PROBLEM>
Give the listing again exactly, omitting its images.
::: RECORDS FOR THIS EXERCISE :::
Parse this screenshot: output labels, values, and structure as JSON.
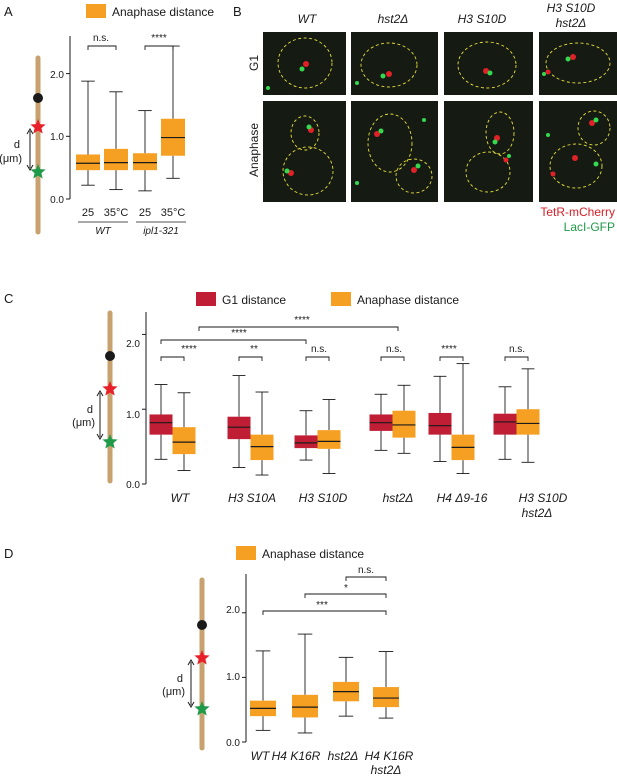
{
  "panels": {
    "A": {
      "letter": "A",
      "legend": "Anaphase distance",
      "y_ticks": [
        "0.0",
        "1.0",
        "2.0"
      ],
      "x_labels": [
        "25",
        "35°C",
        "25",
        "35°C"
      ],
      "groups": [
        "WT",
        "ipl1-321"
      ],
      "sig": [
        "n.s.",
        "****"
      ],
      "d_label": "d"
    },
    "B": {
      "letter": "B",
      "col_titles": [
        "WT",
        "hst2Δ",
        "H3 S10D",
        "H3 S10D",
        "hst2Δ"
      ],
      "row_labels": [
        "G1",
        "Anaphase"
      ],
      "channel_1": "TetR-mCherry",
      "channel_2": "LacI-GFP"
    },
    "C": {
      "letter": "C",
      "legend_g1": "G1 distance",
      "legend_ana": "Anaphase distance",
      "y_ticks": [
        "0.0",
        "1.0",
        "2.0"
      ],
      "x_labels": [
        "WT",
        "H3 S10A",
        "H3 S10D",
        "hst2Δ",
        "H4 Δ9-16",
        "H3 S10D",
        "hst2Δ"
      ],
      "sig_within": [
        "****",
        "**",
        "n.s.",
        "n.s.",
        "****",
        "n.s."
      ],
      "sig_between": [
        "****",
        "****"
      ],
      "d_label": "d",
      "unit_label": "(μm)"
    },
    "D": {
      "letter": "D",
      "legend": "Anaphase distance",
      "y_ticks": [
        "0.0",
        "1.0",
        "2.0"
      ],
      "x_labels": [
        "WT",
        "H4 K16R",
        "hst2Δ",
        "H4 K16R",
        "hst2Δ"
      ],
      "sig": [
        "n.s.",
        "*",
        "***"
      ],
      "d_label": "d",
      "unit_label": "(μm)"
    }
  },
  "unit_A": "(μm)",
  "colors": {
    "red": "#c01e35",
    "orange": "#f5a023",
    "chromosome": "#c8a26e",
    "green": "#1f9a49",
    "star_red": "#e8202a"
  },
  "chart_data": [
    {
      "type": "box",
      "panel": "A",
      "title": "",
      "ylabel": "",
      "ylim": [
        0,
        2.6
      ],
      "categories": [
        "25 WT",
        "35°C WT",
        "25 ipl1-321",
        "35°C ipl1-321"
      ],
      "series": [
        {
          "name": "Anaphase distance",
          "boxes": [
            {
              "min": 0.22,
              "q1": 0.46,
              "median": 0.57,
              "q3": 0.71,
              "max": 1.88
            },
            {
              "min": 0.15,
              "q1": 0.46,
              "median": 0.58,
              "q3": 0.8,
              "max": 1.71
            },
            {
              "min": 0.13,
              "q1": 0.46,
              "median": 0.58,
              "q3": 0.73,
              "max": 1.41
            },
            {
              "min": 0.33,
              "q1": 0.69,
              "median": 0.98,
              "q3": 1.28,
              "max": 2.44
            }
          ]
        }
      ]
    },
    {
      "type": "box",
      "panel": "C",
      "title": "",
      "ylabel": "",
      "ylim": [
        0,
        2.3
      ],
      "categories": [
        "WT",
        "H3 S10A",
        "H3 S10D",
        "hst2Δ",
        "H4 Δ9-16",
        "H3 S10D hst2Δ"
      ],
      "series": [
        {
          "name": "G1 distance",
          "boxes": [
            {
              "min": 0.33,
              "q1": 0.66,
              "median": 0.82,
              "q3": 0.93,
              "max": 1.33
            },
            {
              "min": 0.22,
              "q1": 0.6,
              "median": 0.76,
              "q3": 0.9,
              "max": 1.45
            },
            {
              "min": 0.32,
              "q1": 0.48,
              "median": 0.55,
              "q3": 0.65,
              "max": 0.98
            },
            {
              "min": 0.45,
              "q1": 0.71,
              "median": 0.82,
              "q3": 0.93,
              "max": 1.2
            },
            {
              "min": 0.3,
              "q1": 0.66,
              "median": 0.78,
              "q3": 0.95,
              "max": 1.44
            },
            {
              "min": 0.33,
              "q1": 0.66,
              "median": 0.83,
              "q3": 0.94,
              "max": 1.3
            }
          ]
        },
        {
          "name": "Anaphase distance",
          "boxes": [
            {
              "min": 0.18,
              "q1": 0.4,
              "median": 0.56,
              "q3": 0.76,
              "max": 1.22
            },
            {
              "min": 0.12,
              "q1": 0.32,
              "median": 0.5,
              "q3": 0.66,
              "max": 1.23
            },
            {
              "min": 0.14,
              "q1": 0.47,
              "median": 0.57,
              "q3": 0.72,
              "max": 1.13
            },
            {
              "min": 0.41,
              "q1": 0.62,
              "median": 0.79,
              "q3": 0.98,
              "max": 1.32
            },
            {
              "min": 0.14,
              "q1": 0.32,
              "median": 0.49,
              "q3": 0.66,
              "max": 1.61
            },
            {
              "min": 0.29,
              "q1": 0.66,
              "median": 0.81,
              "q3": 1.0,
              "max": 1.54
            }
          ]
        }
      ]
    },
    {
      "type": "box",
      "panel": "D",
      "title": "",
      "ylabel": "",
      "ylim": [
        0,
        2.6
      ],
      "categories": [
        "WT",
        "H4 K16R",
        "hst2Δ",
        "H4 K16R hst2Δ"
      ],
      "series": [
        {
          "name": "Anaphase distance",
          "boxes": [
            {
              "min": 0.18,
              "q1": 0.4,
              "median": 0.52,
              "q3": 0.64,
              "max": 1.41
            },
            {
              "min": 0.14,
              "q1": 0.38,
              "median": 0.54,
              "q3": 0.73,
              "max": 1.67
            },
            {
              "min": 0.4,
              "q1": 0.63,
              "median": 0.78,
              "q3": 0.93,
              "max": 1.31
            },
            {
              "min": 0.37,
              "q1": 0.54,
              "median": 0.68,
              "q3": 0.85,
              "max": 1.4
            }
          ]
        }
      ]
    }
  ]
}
:::
COMPLETE RESPONSE>
Parse this screenshot: output labels, values, and structure as JSON.
{
  "panels": {
    "A": {
      "letter": "A",
      "legend": "Anaphase distance",
      "y_ticks": [
        "0.0",
        "1.0",
        "2.0"
      ],
      "x_labels": [
        "25",
        "35°C",
        "25",
        "35°C"
      ],
      "groups": [
        "WT",
        "ipl1-321"
      ],
      "sig": [
        "n.s.",
        "****"
      ],
      "d_label": "d"
    },
    "B": {
      "letter": "B",
      "col_titles": [
        "WT",
        "hst2Δ",
        "H3 S10D",
        "H3 S10D",
        "hst2Δ"
      ],
      "row_labels": [
        "G1",
        "Anaphase"
      ],
      "channel_1": "TetR-mCherry",
      "channel_2": "LacI-GFP"
    },
    "C": {
      "letter": "C",
      "legend_g1": "G1 distance",
      "legend_ana": "Anaphase distance",
      "y_ticks": [
        "0.0",
        "1.0",
        "2.0"
      ],
      "x_labels": [
        "WT",
        "H3 S10A",
        "H3 S10D",
        "hst2Δ",
        "H4 Δ9-16",
        "H3 S10D",
        "hst2Δ"
      ],
      "sig_within": [
        "****",
        "**",
        "n.s.",
        "n.s.",
        "****",
        "n.s."
      ],
      "sig_between": [
        "****",
        "****"
      ],
      "d_label": "d",
      "unit_label": "(μm)"
    },
    "D": {
      "letter": "D",
      "legend": "Anaphase distance",
      "y_ticks": [
        "0.0",
        "1.0",
        "2.0"
      ],
      "x_labels": [
        "WT",
        "H4 K16R",
        "hst2Δ",
        "H4 K16R",
        "hst2Δ"
      ],
      "sig": [
        "n.s.",
        "*",
        "***"
      ],
      "d_label": "d",
      "unit_label": "(μm)"
    }
  },
  "unit_A": "(μm)",
  "colors": {
    "red": "#c01e35",
    "orange": "#f5a023",
    "chromosome": "#c8a26e",
    "green": "#1f9a49",
    "star_red": "#e8202a"
  },
  "chart_data": [
    {
      "type": "box",
      "panel": "A",
      "title": "",
      "ylabel": "",
      "ylim": [
        0,
        2.6
      ],
      "categories": [
        "25 WT",
        "35°C WT",
        "25 ipl1-321",
        "35°C ipl1-321"
      ],
      "series": [
        {
          "name": "Anaphase distance",
          "boxes": [
            {
              "min": 0.22,
              "q1": 0.46,
              "median": 0.57,
              "q3": 0.71,
              "max": 1.88
            },
            {
              "min": 0.15,
              "q1": 0.46,
              "median": 0.58,
              "q3": 0.8,
              "max": 1.71
            },
            {
              "min": 0.13,
              "q1": 0.46,
              "median": 0.58,
              "q3": 0.73,
              "max": 1.41
            },
            {
              "min": 0.33,
              "q1": 0.69,
              "median": 0.98,
              "q3": 1.28,
              "max": 2.44
            }
          ]
        }
      ]
    },
    {
      "type": "box",
      "panel": "C",
      "title": "",
      "ylabel": "",
      "ylim": [
        0,
        2.3
      ],
      "categories": [
        "WT",
        "H3 S10A",
        "H3 S10D",
        "hst2Δ",
        "H4 Δ9-16",
        "H3 S10D hst2Δ"
      ],
      "series": [
        {
          "name": "G1 distance",
          "boxes": [
            {
              "min": 0.33,
              "q1": 0.66,
              "median": 0.82,
              "q3": 0.93,
              "max": 1.33
            },
            {
              "min": 0.22,
              "q1": 0.6,
              "median": 0.76,
              "q3": 0.9,
              "max": 1.45
            },
            {
              "min": 0.32,
              "q1": 0.48,
              "median": 0.55,
              "q3": 0.65,
              "max": 0.98
            },
            {
              "min": 0.45,
              "q1": 0.71,
              "median": 0.82,
              "q3": 0.93,
              "max": 1.2
            },
            {
              "min": 0.3,
              "q1": 0.66,
              "median": 0.78,
              "q3": 0.95,
              "max": 1.44
            },
            {
              "min": 0.33,
              "q1": 0.66,
              "median": 0.83,
              "q3": 0.94,
              "max": 1.3
            }
          ]
        },
        {
          "name": "Anaphase distance",
          "boxes": [
            {
              "min": 0.18,
              "q1": 0.4,
              "median": 0.56,
              "q3": 0.76,
              "max": 1.22
            },
            {
              "min": 0.12,
              "q1": 0.32,
              "median": 0.5,
              "q3": 0.66,
              "max": 1.23
            },
            {
              "min": 0.14,
              "q1": 0.47,
              "median": 0.57,
              "q3": 0.72,
              "max": 1.13
            },
            {
              "min": 0.41,
              "q1": 0.62,
              "median": 0.79,
              "q3": 0.98,
              "max": 1.32
            },
            {
              "min": 0.14,
              "q1": 0.32,
              "median": 0.49,
              "q3": 0.66,
              "max": 1.61
            },
            {
              "min": 0.29,
              "q1": 0.66,
              "median": 0.81,
              "q3": 1.0,
              "max": 1.54
            }
          ]
        }
      ]
    },
    {
      "type": "box",
      "panel": "D",
      "title": "",
      "ylabel": "",
      "ylim": [
        0,
        2.6
      ],
      "categories": [
        "WT",
        "H4 K16R",
        "hst2Δ",
        "H4 K16R hst2Δ"
      ],
      "series": [
        {
          "name": "Anaphase distance",
          "boxes": [
            {
              "min": 0.18,
              "q1": 0.4,
              "median": 0.52,
              "q3": 0.64,
              "max": 1.41
            },
            {
              "min": 0.14,
              "q1": 0.38,
              "median": 0.54,
              "q3": 0.73,
              "max": 1.67
            },
            {
              "min": 0.4,
              "q1": 0.63,
              "median": 0.78,
              "q3": 0.93,
              "max": 1.31
            },
            {
              "min": 0.37,
              "q1": 0.54,
              "median": 0.68,
              "q3": 0.85,
              "max": 1.4
            }
          ]
        }
      ]
    }
  ]
}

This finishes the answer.